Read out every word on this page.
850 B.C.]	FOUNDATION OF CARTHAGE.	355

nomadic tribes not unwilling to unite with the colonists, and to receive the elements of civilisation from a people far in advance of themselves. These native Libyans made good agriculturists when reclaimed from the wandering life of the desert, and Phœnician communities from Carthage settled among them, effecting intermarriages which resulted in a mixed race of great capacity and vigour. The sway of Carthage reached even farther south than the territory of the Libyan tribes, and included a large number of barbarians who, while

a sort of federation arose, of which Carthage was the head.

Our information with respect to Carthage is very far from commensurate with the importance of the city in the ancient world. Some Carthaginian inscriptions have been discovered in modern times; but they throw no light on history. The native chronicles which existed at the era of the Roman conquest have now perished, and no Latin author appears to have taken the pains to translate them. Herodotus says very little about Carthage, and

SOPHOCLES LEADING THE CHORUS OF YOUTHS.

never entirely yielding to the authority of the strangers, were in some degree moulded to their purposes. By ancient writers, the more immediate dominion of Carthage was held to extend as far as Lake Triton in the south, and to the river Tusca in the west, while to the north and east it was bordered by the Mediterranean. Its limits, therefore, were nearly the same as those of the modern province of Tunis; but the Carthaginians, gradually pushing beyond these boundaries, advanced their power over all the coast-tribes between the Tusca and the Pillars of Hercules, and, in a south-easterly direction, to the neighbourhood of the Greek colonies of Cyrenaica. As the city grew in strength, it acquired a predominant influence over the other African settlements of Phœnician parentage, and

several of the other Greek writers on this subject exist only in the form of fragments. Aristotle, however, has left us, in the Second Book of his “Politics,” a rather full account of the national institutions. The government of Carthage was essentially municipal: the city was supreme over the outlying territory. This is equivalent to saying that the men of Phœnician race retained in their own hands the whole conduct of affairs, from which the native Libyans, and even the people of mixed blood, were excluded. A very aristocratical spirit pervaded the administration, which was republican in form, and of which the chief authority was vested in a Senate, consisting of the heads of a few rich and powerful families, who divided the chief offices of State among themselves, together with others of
__________
### [The exercise]
The entries above must be returned in full, exactly as shown.

### [Correct answer]
Read out every word on this page.
850 B.C.]	FOUNDATION OF CARTHAGE.	355

nomadic tribes not unwilling to unite with the colonists, and to receive the elements of civilisation from a people far in advance of themselves. These native Libyans made good agriculturists when reclaimed from the wandering life of the desert, and Phœnician communities from Carthage settled among them, effecting intermarriages which resulted in a mixed race of great capacity and vigour. The sway of Carthage reached even farther south than the territory of the Libyan tribes, and included a large number of barbarians who, while

a sort of federation arose, of which Carthage was the head.

Our information with respect to Carthage is very far from commensurate with the importance of the city in the ancient world. Some Carthaginian inscriptions have been discovered in modern times; but they throw no light on history. The native chronicles which existed at the era of the Roman conquest have now perished, and no Latin author appears to have taken the pains to translate them. Herodotus says very little about Carthage, and

SOPHOCLES LEADING THE CHORUS OF YOUTHS.

never entirely yielding to the authority of the strangers, were in some degree moulded to their purposes. By ancient writers, the more immediate dominion of Carthage was held to extend as far as Lake Triton in the south, and to the river Tusca in the west, while to the north and east it was bordered by the Mediterranean. Its limits, therefore, were nearly the same as those of the modern province of Tunis; but the Carthaginians, gradually pushing beyond these boundaries, advanced their power over all the coast-tribes between the Tusca and the Pillars of Hercules, and, in a south-easterly direction, to the neighbourhood of the Greek colonies of Cyrenaica. As the city grew in strength, it acquired a predominant influence over the other African settlements of Phœnician parentage, and

several of the other Greek writers on this subject exist only in the form of fragments. Aristotle, however, has left us, in the Second Book of his “Politics,” a rather full account of the national institutions. The government of Carthage was essentially municipal: the city was supreme over the outlying territory. This is equivalent to saying that the men of Phœnician race retained in their own hands the whole conduct of affairs, from which the native Libyans, and even the people of mixed blood, were excluded. A very aristocratical spirit pervaded the administration, which was republican in form, and of which the chief authority was vested in a Senate, consisting of the heads of a few rich and powerful families, who divided the chief offices of State among themselves, together with others of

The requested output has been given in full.